— start Input for this task —
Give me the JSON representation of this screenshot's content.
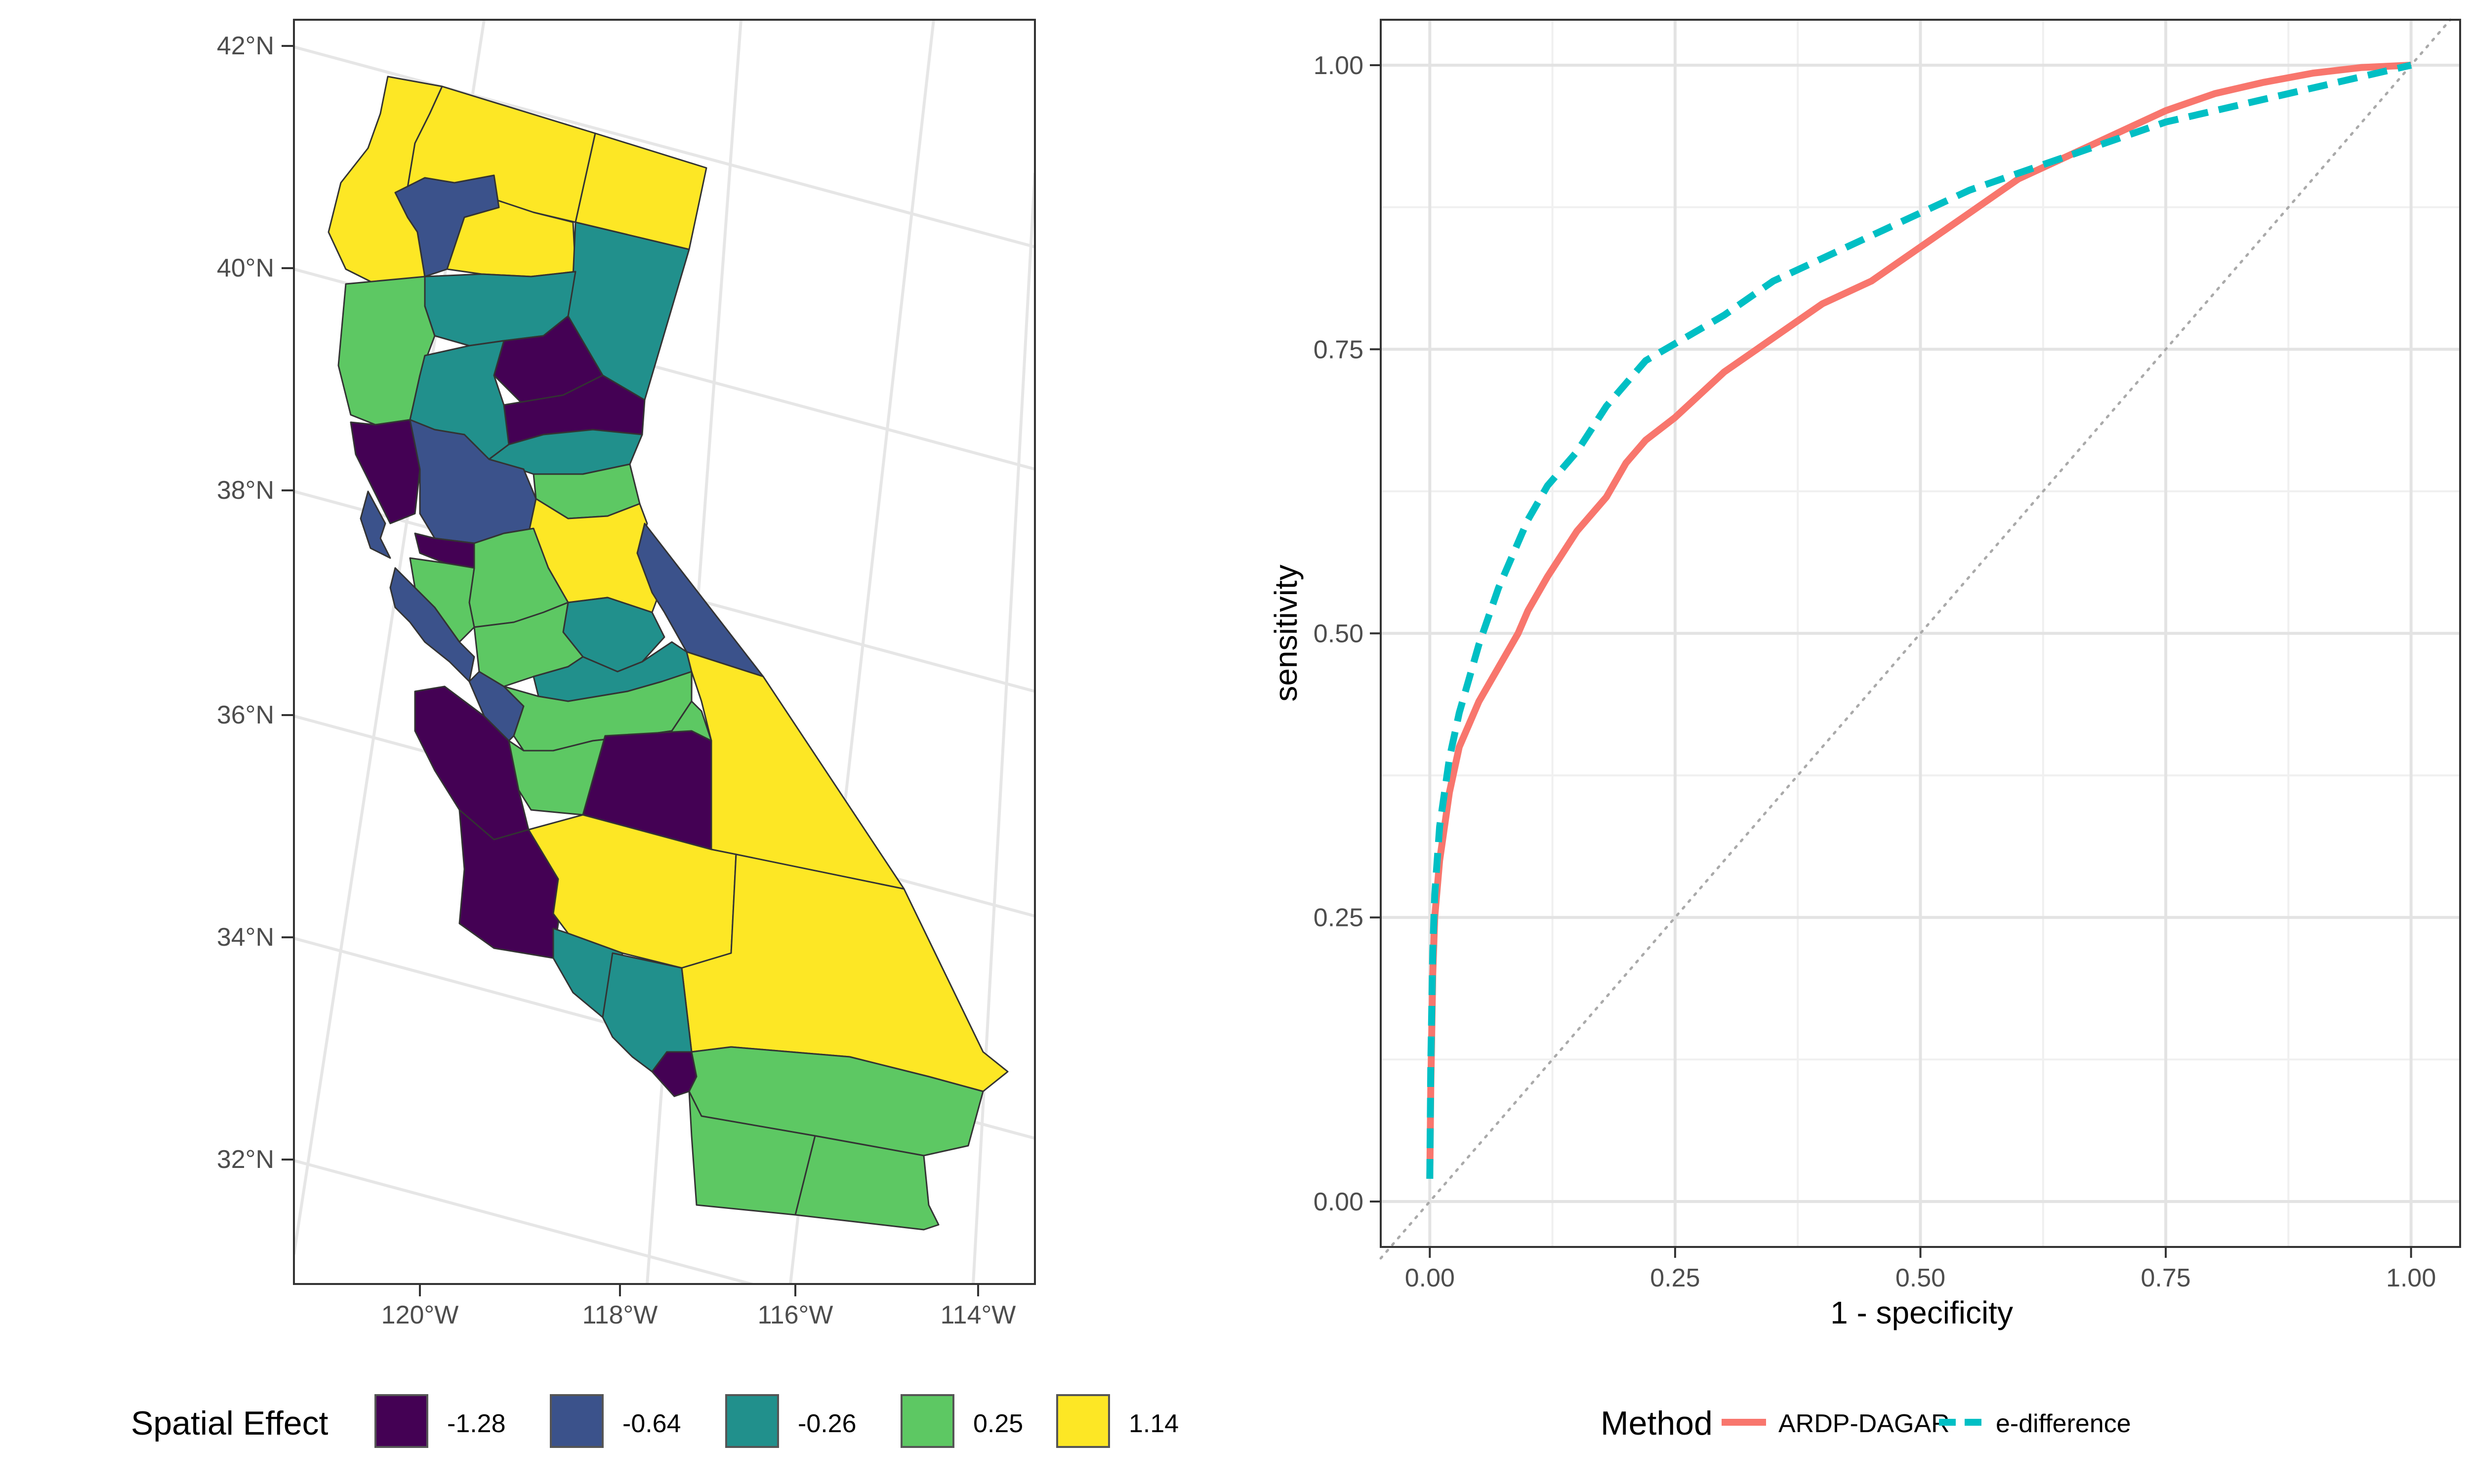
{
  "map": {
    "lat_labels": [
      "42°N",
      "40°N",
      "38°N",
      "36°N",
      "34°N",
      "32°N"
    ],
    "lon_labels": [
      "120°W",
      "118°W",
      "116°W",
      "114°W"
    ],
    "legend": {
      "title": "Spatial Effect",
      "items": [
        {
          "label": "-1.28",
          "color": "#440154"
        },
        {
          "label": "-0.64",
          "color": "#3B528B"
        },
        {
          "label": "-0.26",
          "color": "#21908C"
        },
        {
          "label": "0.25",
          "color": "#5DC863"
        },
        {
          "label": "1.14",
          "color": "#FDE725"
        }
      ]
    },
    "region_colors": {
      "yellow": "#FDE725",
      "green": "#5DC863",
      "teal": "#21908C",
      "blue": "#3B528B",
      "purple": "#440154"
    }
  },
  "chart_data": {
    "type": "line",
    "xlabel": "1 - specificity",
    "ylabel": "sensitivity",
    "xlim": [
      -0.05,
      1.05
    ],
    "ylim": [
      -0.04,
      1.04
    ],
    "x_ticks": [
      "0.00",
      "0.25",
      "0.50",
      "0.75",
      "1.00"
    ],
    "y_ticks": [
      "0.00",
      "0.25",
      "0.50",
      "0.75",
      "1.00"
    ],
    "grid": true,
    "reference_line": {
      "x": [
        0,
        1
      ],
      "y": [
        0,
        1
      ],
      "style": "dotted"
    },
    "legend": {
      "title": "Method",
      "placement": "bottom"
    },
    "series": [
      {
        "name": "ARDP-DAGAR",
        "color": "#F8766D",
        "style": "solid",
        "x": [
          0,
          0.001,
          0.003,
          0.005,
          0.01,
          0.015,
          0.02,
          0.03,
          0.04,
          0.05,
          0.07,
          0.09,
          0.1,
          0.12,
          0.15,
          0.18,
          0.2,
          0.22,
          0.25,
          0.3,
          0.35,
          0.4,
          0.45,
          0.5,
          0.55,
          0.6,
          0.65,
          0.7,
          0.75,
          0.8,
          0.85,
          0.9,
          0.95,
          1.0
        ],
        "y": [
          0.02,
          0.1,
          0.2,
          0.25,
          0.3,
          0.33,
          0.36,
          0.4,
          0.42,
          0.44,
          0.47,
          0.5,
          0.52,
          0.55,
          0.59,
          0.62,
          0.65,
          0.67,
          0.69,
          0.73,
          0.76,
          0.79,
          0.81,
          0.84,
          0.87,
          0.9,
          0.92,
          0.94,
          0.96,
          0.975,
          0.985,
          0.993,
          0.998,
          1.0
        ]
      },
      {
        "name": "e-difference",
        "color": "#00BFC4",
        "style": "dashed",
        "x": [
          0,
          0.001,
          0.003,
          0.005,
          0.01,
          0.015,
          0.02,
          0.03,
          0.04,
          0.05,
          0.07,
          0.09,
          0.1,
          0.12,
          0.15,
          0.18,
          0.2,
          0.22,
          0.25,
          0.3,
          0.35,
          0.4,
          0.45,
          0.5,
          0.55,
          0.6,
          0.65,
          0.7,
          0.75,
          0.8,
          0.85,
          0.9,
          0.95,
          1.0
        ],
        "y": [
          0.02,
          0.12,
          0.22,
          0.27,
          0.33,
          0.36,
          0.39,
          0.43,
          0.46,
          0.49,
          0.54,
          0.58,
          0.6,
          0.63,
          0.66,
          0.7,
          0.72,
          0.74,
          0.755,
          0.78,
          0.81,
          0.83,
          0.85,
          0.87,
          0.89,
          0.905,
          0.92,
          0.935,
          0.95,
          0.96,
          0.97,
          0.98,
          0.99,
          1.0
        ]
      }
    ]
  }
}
— end Input for this task —
— start Input for this task —
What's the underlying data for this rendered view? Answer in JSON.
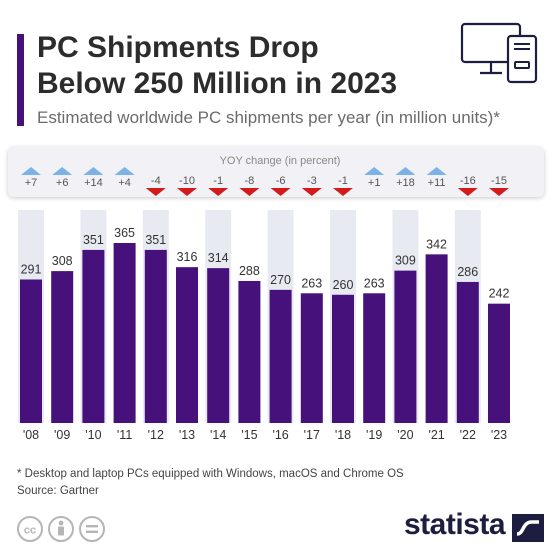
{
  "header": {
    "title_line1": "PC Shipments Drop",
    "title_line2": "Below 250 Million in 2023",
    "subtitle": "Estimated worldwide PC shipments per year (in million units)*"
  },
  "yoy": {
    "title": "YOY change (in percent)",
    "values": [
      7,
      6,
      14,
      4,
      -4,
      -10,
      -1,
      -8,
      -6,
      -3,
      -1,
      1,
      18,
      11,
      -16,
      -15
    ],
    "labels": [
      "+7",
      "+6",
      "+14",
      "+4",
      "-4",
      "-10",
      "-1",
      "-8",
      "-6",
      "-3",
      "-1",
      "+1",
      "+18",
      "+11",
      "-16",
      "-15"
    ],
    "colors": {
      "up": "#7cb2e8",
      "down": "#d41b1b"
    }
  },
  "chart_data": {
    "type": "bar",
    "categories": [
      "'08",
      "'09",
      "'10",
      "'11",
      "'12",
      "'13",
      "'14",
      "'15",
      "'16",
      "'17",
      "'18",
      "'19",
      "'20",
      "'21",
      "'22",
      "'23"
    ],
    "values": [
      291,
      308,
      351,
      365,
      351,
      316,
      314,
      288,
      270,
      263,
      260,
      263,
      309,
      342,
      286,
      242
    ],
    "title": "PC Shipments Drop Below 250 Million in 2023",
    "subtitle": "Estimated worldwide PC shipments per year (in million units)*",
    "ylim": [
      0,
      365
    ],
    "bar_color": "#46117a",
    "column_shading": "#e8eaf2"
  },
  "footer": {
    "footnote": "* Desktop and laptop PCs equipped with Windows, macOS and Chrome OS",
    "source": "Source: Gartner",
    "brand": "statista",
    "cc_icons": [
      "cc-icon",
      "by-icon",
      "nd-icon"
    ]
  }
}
— end Input for this task —
— start Input for this task —
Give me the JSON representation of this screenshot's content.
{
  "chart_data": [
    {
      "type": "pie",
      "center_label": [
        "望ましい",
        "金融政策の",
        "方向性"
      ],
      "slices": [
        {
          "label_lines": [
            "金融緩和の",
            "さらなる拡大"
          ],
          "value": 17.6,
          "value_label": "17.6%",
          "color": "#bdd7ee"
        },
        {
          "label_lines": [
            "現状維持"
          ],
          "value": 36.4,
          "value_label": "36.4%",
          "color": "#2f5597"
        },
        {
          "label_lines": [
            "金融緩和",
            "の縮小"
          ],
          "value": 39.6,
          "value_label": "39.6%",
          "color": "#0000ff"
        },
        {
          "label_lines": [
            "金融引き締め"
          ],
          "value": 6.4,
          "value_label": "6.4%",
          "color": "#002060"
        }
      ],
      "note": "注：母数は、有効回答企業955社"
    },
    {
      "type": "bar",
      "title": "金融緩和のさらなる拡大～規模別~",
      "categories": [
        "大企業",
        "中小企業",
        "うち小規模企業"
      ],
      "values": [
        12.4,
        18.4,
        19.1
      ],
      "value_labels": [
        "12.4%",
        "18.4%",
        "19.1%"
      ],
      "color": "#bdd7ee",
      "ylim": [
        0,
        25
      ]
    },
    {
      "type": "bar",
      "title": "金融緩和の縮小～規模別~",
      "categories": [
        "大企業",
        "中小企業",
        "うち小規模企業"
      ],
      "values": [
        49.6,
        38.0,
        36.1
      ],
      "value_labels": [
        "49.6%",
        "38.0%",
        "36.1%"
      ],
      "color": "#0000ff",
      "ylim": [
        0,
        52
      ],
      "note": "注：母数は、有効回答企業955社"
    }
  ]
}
— end Input for this task —
> _Task brief_: Using the entries above, return each line in which the word "units" occurs.

> _Complete response_:
    "subtitle": "Estimated worldwide PC shipments per year (in million units)*"
    "subtitle": "Estimated worldwide PC shipments per year (in million units)*",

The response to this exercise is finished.